### PROBLEM TO WORK ON
Extract every line of the listing below verbatim, leaving out the pictures.

### RECORDS SHOWN
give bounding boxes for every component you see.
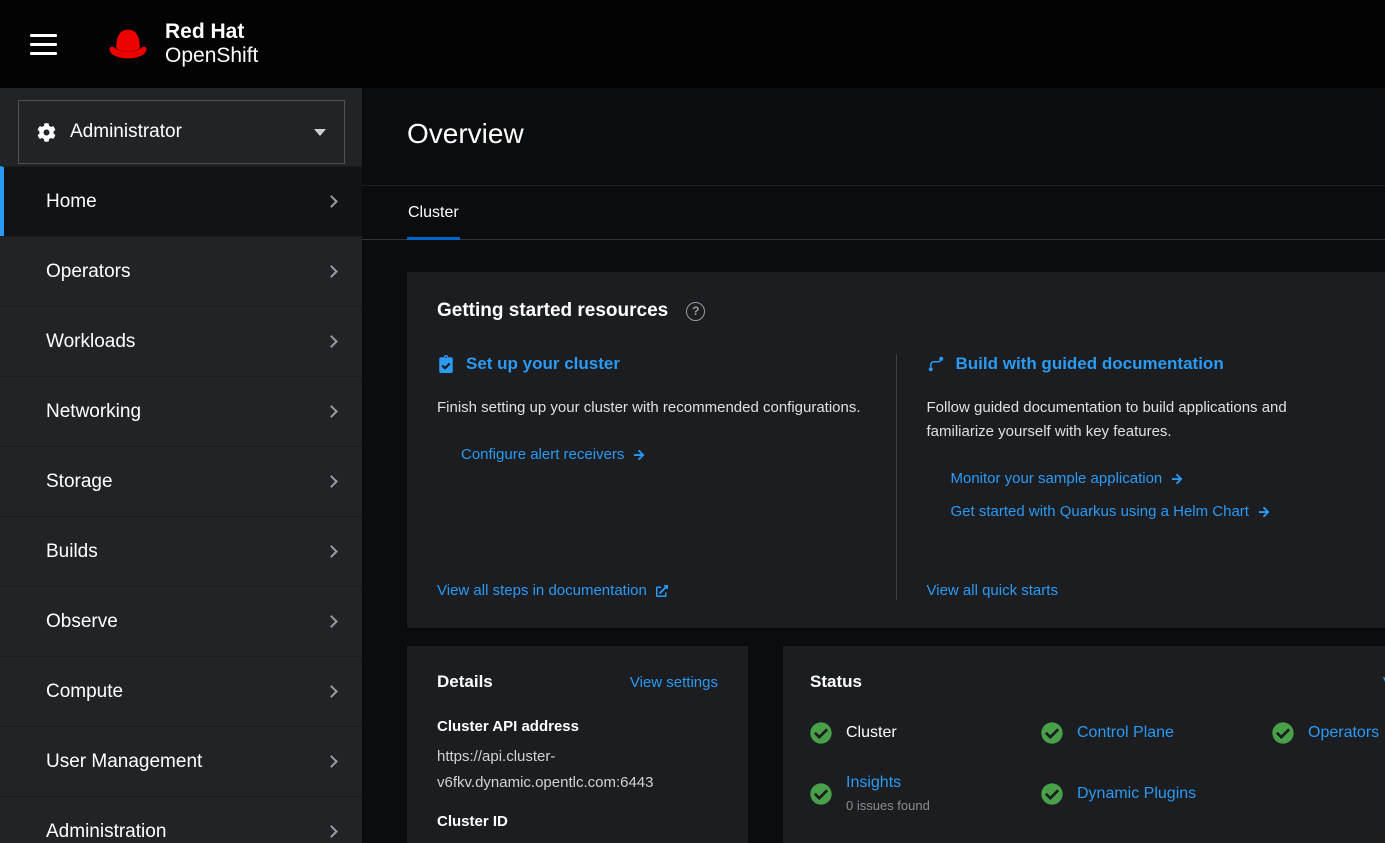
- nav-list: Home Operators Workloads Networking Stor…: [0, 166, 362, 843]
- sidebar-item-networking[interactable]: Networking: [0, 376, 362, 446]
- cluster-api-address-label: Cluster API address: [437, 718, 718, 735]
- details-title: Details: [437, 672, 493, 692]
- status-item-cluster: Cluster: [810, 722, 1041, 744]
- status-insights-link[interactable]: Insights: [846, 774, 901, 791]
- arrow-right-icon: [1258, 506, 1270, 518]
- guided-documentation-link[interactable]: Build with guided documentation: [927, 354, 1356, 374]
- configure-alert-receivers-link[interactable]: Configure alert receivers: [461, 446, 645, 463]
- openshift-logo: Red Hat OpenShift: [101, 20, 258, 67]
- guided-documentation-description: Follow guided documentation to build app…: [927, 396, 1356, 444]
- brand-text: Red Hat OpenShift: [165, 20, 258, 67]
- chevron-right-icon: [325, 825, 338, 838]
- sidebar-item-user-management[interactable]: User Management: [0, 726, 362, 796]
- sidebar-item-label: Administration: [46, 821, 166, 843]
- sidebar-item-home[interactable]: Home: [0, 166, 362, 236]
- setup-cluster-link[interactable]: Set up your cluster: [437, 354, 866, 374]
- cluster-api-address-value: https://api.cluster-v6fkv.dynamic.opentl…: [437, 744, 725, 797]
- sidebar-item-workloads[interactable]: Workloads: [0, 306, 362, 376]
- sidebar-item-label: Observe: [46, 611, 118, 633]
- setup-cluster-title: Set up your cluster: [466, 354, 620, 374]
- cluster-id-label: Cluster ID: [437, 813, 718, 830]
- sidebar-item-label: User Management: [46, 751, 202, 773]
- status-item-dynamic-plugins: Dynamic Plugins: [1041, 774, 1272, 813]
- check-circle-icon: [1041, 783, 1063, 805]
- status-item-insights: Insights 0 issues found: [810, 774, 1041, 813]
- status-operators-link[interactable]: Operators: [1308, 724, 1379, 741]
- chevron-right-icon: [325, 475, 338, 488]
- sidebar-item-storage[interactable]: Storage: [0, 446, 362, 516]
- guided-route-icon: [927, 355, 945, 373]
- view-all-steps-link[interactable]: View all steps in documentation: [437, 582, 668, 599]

### ANSWER BELOW
give bounding boxes for every component you see.
- nav-list: Home Operators Workloads Networking Stor…: [0, 166, 362, 843]
- sidebar-item-networking[interactable]: Networking: [0, 376, 362, 446]
- cluster-api-address-label: Cluster API address: [437, 718, 718, 735]
- details-title: Details: [437, 672, 493, 692]
- status-item-cluster: Cluster: [810, 722, 1041, 744]
- status-insights-link[interactable]: Insights: [846, 774, 901, 791]
- arrow-right-icon: [1258, 506, 1270, 518]
- guided-documentation-link[interactable]: Build with guided documentation: [927, 354, 1356, 374]
- configure-alert-receivers-link[interactable]: Configure alert receivers: [461, 446, 645, 463]
- openshift-logo: Red Hat OpenShift: [101, 20, 258, 67]
- guided-documentation-description: Follow guided documentation to build app…: [927, 396, 1356, 444]
- brand-text: Red Hat OpenShift: [165, 20, 258, 67]
- chevron-right-icon: [325, 825, 338, 838]
- sidebar-item-user-management[interactable]: User Management: [0, 726, 362, 796]
- sidebar-item-label: Administration: [46, 821, 166, 843]
- sidebar-item-home[interactable]: Home: [0, 166, 362, 236]
- setup-cluster-link[interactable]: Set up your cluster: [437, 354, 866, 374]
- cluster-api-address-value: https://api.cluster-v6fkv.dynamic.opentl…: [437, 744, 725, 797]
- sidebar-item-workloads[interactable]: Workloads: [0, 306, 362, 376]
- sidebar-item-label: Observe: [46, 611, 118, 633]
- setup-cluster-title: Set up your cluster: [466, 354, 620, 374]
- cluster-id-label: Cluster ID: [437, 813, 718, 830]
- sidebar-item-label: User Management: [46, 751, 202, 773]
- status-item-dynamic-plugins: Dynamic Plugins: [1041, 774, 1272, 813]
- check-circle-icon: [1041, 783, 1063, 805]
- status-item-insights: Insights 0 issues found: [810, 774, 1041, 813]
- status-operators-link[interactable]: Operators: [1308, 724, 1379, 741]
- chevron-right-icon: [325, 475, 338, 488]
- sidebar-item-storage[interactable]: Storage: [0, 446, 362, 516]
- guided-route-icon: [927, 355, 945, 373]
- view-all-steps-link[interactable]: View all steps in documentation: [437, 582, 668, 599]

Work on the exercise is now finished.